▶ Source data:

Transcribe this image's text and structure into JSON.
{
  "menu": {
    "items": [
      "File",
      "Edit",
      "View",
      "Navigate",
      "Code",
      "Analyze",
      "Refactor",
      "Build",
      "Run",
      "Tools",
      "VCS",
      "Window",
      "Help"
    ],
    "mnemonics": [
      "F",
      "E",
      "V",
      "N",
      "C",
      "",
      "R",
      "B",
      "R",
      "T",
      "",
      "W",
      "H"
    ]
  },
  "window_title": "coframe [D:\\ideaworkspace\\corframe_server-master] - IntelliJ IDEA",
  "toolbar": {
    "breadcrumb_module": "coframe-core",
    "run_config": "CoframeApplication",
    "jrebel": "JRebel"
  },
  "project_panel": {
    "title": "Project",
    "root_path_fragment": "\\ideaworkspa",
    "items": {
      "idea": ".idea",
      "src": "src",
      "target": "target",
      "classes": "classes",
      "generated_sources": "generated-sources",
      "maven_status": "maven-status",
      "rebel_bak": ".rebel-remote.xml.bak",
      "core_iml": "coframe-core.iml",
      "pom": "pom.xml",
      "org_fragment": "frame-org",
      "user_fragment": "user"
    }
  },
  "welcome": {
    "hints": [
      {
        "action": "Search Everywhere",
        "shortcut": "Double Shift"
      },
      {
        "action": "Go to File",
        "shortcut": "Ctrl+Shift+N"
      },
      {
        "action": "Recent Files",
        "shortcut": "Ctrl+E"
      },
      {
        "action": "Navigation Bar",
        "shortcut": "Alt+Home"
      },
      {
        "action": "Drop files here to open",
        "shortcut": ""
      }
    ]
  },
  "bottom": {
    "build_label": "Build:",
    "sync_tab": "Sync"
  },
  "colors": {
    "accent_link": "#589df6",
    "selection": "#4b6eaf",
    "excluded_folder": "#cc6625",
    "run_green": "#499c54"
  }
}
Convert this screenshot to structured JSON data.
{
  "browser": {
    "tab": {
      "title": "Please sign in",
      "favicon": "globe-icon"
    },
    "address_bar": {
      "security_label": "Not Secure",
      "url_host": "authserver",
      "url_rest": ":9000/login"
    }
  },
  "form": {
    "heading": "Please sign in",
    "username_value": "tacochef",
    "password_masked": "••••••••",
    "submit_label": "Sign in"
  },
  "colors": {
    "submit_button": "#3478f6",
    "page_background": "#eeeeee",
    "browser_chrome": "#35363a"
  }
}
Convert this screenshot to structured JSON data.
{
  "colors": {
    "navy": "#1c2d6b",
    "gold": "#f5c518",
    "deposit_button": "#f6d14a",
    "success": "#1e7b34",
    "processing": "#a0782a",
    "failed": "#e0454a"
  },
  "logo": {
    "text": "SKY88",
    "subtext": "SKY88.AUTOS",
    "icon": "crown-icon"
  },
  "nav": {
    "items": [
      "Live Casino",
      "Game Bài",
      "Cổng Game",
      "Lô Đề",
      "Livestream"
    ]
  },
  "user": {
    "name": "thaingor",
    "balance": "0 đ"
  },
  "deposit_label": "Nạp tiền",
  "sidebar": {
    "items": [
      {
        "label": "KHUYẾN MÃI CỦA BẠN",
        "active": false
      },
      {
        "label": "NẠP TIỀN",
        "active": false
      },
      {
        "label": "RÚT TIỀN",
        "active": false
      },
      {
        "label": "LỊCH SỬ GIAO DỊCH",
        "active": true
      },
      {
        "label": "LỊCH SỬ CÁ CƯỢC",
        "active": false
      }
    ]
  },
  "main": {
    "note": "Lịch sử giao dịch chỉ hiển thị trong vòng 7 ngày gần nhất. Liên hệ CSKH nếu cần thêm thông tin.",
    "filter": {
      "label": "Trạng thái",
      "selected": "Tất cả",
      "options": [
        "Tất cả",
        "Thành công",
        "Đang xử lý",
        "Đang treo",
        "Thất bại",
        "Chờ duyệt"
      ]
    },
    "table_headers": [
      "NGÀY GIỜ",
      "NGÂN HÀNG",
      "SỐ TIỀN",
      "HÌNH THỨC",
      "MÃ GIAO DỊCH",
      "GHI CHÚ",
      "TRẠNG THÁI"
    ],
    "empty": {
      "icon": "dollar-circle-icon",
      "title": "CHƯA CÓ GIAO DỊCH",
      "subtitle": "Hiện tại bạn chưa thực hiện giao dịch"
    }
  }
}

▶ Your instructions: List all lines above in which the string "core" appears.

▶ Final result:
    "breadcrumb_module": "coframe-core",
      "core_iml": "coframe-core.iml",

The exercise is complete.